BRIEF: Print the stretch from "First was step" through "past few years." in the post on gasoline refining costs, word for word.

SUPPLIED TEXT:
---
I agree we see things differently and I wish to point out a couple of things you mentioned that are simply not as it happened.
First was step three: Nothing has changed in the refining process in the past few years? This is ludicrous. I refer you to the last post I made. Consider the cost of refining gasoline. The utility cost, natural gas, electricity, water, has gone out of sight over the past few years.

As I said, the refiners pay the same price you do for all of these things. This winter harbors an approximate 50-60 percent hike in natural gas and the past two years have seen these prices skyrocket. To say this hasn't affected the cost of refining gasoline is simply wrong.
And yes, the refining processes themselves have changed in many states due to state and federal legislation for "beautique fuels" that California for one has seen fit to force on the refiners. The capital investments alone for our company number in the billions in the last few years just to lower the sulfur content in gasoline and diesel.
These are facts and you cannot ignore them. ConocoPhillips made 13 billion dollars last quarter. A good chunk of change indeed. They also invested more than 13 billion in capital projects that will go toward finding more crude outside the OPEC countries in hopes of not having to depend so much on them.
---
DATA LINES:
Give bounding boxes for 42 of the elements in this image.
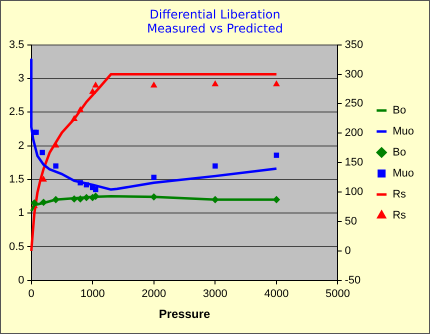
- y-tick-label: 0.5: [8, 240, 24, 253]
- y2-tick-label: 50: [344, 216, 357, 228]
- y-tick-label: 3.5: [8, 38, 24, 51]
- y2-tick-label: 200: [344, 127, 364, 140]
- point: [93, 186, 98, 192]
- y-tick-label: 2: [18, 140, 24, 152]
- x-tick-label: 5000: [326, 288, 350, 300]
- point: [212, 80, 218, 86]
- point: [273, 80, 280, 86]
- legend-label: Muo: [392, 126, 414, 138]
- x-tick-label: 4000: [264, 288, 289, 300]
- legend-label: Muo: [392, 168, 414, 180]
- y2-tick-label: 250: [344, 98, 364, 110]
- point: [151, 174, 156, 180]
- x-tick-label: 2000: [142, 288, 166, 300]
- legend-label: Bo: [392, 146, 406, 159]
- point: [150, 82, 157, 88]
- point: [274, 152, 280, 158]
- legend-label: Rs: [392, 210, 407, 222]
- legend-label: Bo: [392, 104, 406, 117]
- x-tick-label: 0: [28, 288, 34, 300]
- y-tick-label: 0: [18, 274, 24, 286]
- legend-label: Rs: [392, 188, 407, 201]
- y2-tick-label: 150: [344, 156, 364, 169]
- x-tick-label: 1000: [80, 288, 105, 300]
- y-tick-label: 3: [18, 72, 24, 84]
- y2-tick-label: 100: [344, 186, 364, 198]
- y-tick-label: 1.5: [8, 173, 24, 186]
- point: [53, 163, 58, 169]
- x-axis-title: Pressure: [158, 307, 211, 322]
- y2-tick-label: 350: [344, 38, 364, 51]
- point: [212, 163, 218, 169]
- point: [92, 82, 99, 88]
- x-tick-label: 3000: [202, 288, 228, 300]
- y-tick-label: 2.5: [8, 106, 24, 118]
- point: [40, 176, 47, 182]
- y-tick-label: 1: [18, 207, 24, 220]
- y2-tick-label: 0: [344, 244, 351, 257]
- y2-tick-label: 300: [344, 68, 364, 80]
- chart-title: Differential Liberation Measured vs Predicted: [147, 7, 283, 36]
- y2-tick-label: -50: [344, 274, 361, 286]
- point: [40, 150, 45, 156]
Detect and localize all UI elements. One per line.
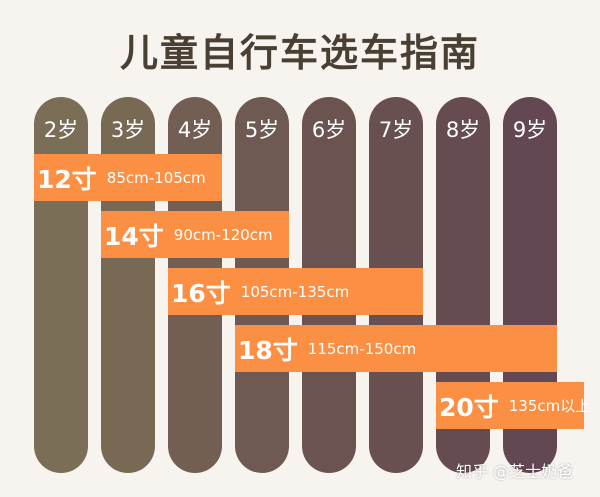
age-label-8: 8岁 <box>445 118 481 142</box>
size-bar-16: 16寸 105cm-135cm <box>168 268 423 315</box>
height-range: 85cm-105cm <box>106 168 206 187</box>
size-label: 18寸 <box>238 335 298 365</box>
size-label: 12寸 <box>37 164 97 194</box>
age-label-3: 3岁 <box>110 118 146 142</box>
size-bar-18: 18寸 115cm-150cm <box>235 325 557 372</box>
height-range: 90cm-120cm <box>173 225 273 244</box>
age-label-6: 6岁 <box>311 118 347 142</box>
page-title: 儿童自行车选车指南 <box>119 31 480 75</box>
watermark: 知乎 @芝士奶爸 <box>456 462 574 481</box>
height-range: 135cm以上 <box>508 397 591 415</box>
size-label: 20寸 <box>439 392 499 422</box>
age-label-2: 2岁 <box>43 118 79 142</box>
height-range: 105cm-135cm <box>240 282 350 301</box>
age-label-7: 7岁 <box>378 118 414 142</box>
age-label-5: 5岁 <box>244 118 280 142</box>
age-label-4: 4岁 <box>177 118 213 142</box>
size-bar-12: 12寸 85cm-105cm <box>34 154 222 201</box>
height-range: 115cm-150cm <box>307 339 417 358</box>
size-bar-20: 20寸 135cm以上 <box>436 382 590 429</box>
size-bar-14: 14寸 90cm-120cm <box>101 211 289 258</box>
size-label: 14寸 <box>104 221 164 251</box>
age-label-9: 9岁 <box>512 118 548 142</box>
size-label: 16寸 <box>171 278 231 308</box>
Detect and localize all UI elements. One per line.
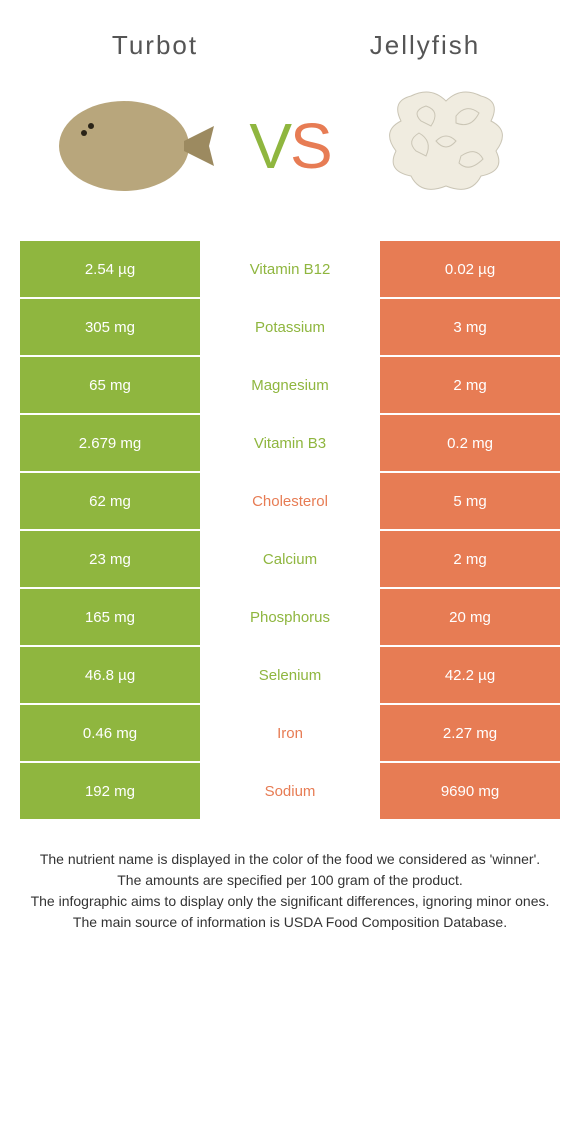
vs-s: S — [290, 110, 331, 182]
nutrient-row: 165 mgPhosphorus20 mg — [20, 589, 560, 645]
nutrient-row: 65 mgMagnesium2 mg — [20, 357, 560, 413]
right-value: 20 mg — [380, 589, 560, 645]
right-value: 5 mg — [380, 473, 560, 529]
nutrient-row: 192 mgSodium9690 mg — [20, 763, 560, 819]
turbot-image — [49, 81, 219, 211]
nutrient-name: Iron — [200, 705, 380, 761]
header: Turbot Jellyfish — [0, 0, 580, 71]
right-value: 2 mg — [380, 357, 560, 413]
right-value: 0.02 µg — [380, 241, 560, 297]
footnote-line-3: The infographic aims to display only the… — [30, 891, 550, 912]
left-value: 192 mg — [20, 763, 200, 819]
right-value: 42.2 µg — [380, 647, 560, 703]
left-value: 65 mg — [20, 357, 200, 413]
nutrient-row: 0.46 mgIron2.27 mg — [20, 705, 560, 761]
nutrient-row: 2.679 mgVitamin B30.2 mg — [20, 415, 560, 471]
left-value: 305 mg — [20, 299, 200, 355]
right-value: 2.27 mg — [380, 705, 560, 761]
jellyfish-image — [361, 81, 531, 211]
footnote-line-4: The main source of information is USDA F… — [30, 912, 550, 933]
title-right: Jellyfish — [290, 30, 560, 61]
right-value: 3 mg — [380, 299, 560, 355]
vs-label: VS — [249, 109, 330, 183]
nutrient-name: Magnesium — [200, 357, 380, 413]
right-value: 9690 mg — [380, 763, 560, 819]
nutrient-name: Vitamin B12 — [200, 241, 380, 297]
nutrient-table: 2.54 µgVitamin B120.02 µg305 mgPotassium… — [20, 241, 560, 819]
vs-row: VS — [0, 71, 580, 241]
nutrient-name: Potassium — [200, 299, 380, 355]
nutrient-row: 62 mgCholesterol5 mg — [20, 473, 560, 529]
nutrient-row: 46.8 µgSelenium42.2 µg — [20, 647, 560, 703]
left-value: 2.54 µg — [20, 241, 200, 297]
left-value: 0.46 mg — [20, 705, 200, 761]
nutrient-name: Phosphorus — [200, 589, 380, 645]
left-value: 23 mg — [20, 531, 200, 587]
left-value: 62 mg — [20, 473, 200, 529]
nutrient-name: Vitamin B3 — [200, 415, 380, 471]
nutrient-row: 2.54 µgVitamin B120.02 µg — [20, 241, 560, 297]
footnote: The nutrient name is displayed in the co… — [30, 849, 550, 933]
nutrient-name: Selenium — [200, 647, 380, 703]
nutrient-row: 23 mgCalcium2 mg — [20, 531, 560, 587]
vs-v: V — [249, 110, 290, 182]
left-value: 2.679 mg — [20, 415, 200, 471]
nutrient-name: Calcium — [200, 531, 380, 587]
nutrient-row: 305 mgPotassium3 mg — [20, 299, 560, 355]
left-value: 165 mg — [20, 589, 200, 645]
nutrient-name: Cholesterol — [200, 473, 380, 529]
right-value: 2 mg — [380, 531, 560, 587]
title-left: Turbot — [20, 30, 290, 61]
left-value: 46.8 µg — [20, 647, 200, 703]
nutrient-name: Sodium — [200, 763, 380, 819]
footnote-line-1: The nutrient name is displayed in the co… — [30, 849, 550, 870]
footnote-line-2: The amounts are specified per 100 gram o… — [30, 870, 550, 891]
right-value: 0.2 mg — [380, 415, 560, 471]
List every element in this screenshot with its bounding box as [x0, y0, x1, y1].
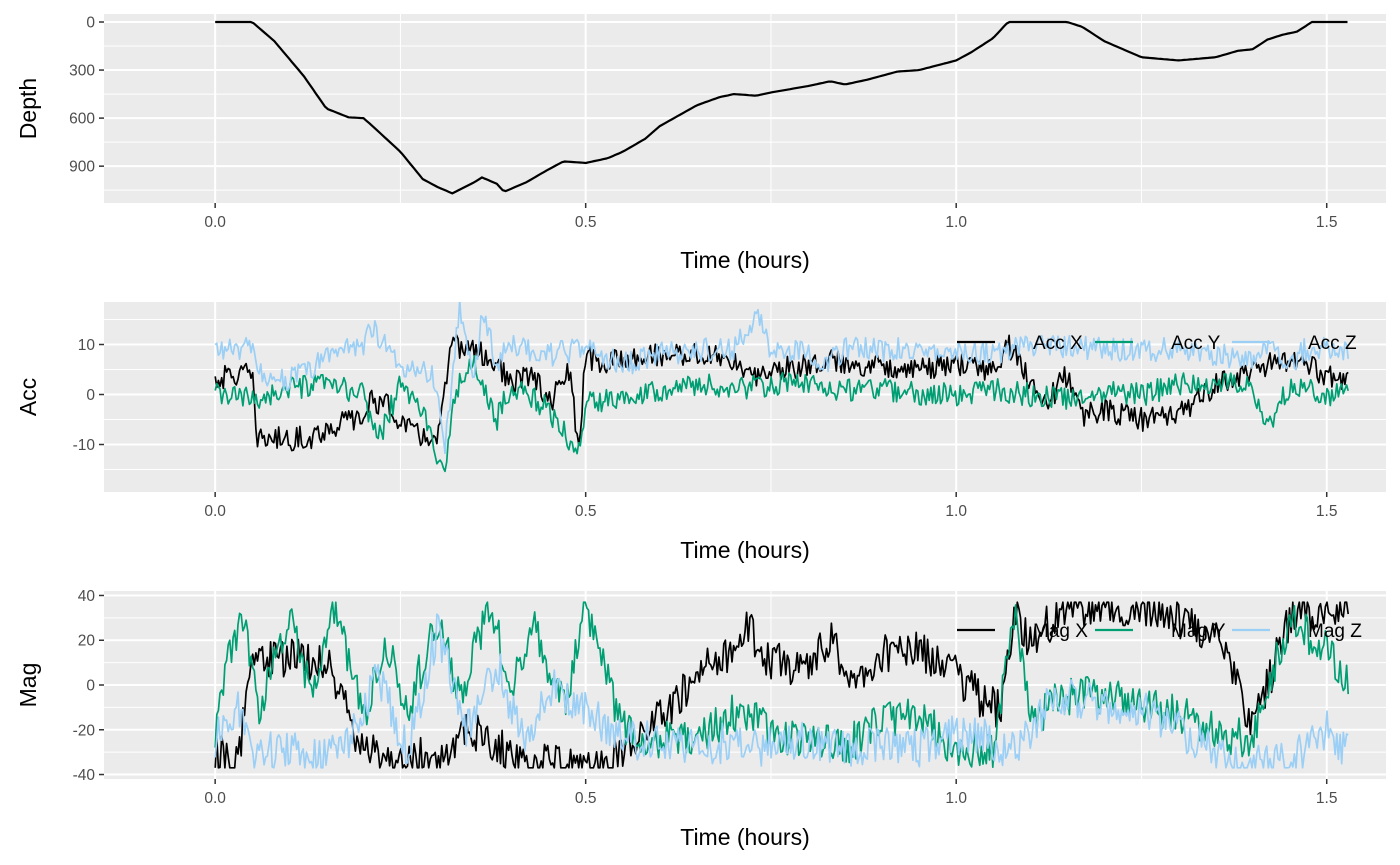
---
SOLUTION:
First was step three: Nothing has changed in the refining process in the past few years? This is ludicrous. I refer you to the last post I made. Consider the cost of refining gasoline. The utility cost, natural gas, electricity, water, has gone out of sight over the past few years.